### THE REQUEST
Reproduce all of the listing below without alteration.

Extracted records
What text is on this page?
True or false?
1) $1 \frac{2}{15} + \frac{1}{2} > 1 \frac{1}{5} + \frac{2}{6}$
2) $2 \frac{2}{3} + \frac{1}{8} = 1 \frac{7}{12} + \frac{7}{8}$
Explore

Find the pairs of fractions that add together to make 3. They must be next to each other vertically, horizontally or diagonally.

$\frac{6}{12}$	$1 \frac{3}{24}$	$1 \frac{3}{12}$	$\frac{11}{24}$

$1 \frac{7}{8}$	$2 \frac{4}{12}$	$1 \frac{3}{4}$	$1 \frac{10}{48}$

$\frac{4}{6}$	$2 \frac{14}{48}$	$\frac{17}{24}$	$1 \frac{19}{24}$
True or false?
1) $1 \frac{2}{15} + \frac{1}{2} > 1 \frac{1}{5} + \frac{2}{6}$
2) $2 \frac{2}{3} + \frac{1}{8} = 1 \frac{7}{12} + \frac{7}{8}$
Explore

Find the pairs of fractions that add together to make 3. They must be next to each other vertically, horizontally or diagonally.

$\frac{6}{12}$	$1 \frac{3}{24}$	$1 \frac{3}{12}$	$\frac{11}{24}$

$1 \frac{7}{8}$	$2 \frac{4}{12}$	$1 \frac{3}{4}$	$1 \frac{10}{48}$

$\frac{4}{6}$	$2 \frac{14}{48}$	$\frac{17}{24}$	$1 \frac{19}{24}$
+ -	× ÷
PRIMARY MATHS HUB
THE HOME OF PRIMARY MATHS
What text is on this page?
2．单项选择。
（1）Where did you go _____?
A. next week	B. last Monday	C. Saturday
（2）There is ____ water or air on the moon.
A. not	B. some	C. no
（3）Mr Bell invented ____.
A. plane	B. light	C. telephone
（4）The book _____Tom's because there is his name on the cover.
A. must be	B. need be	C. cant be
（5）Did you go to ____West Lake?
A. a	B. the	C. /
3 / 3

### EXERCISE RESULT
What text is on this page?
True or false?
1) $1 \frac{2}{15} + \frac{1}{2} > 1 \frac{1}{5} + \frac{2}{6}$
2) $2 \frac{2}{3} + \frac{1}{8} = 1 \frac{7}{12} + \frac{7}{8}$
Explore

Find the pairs of fractions that add together to make 3. They must be next to each other vertically, horizontally or diagonally.

$\frac{6}{12}$	$1 \frac{3}{24}$	$1 \frac{3}{12}$	$\frac{11}{24}$

$1 \frac{7}{8}$	$2 \frac{4}{12}$	$1 \frac{3}{4}$	$1 \frac{10}{48}$

$\frac{4}{6}$	$2 \frac{14}{48}$	$\frac{17}{24}$	$1 \frac{19}{24}$
True or false?
1) $1 \frac{2}{15} + \frac{1}{2} > 1 \frac{1}{5} + \frac{2}{6}$
2) $2 \frac{2}{3} + \frac{1}{8} = 1 \frac{7}{12} + \frac{7}{8}$
Explore

Find the pairs of fractions that add together to make 3. They must be next to each other vertically, horizontally or diagonally.

$\frac{6}{12}$	$1 \frac{3}{24}$	$1 \frac{3}{12}$	$\frac{11}{24}$

$1 \frac{7}{8}$	$2 \frac{4}{12}$	$1 \frac{3}{4}$	$1 \frac{10}{48}$

$\frac{4}{6}$	$2 \frac{14}{48}$	$\frac{17}{24}$	$1 \frac{19}{24}$
+ -	× ÷
PRIMARY MATHS HUB
THE HOME OF PRIMARY MATHS
What text is on this page?
2．单项选择。
（1）Where did you go _____?
A. next week	B. last Monday	C. Saturday
（2）There is ____ water or air on the moon.
A. not	B. some	C. no
（3）Mr Bell invented ____.
A. plane	B. light	C. telephone
（4）The book _____Tom's because there is his name on the cover.
A. must be	B. need be	C. cant be
（5）Did you go to ____West Lake?
A. a	B. the	C. /
3 / 3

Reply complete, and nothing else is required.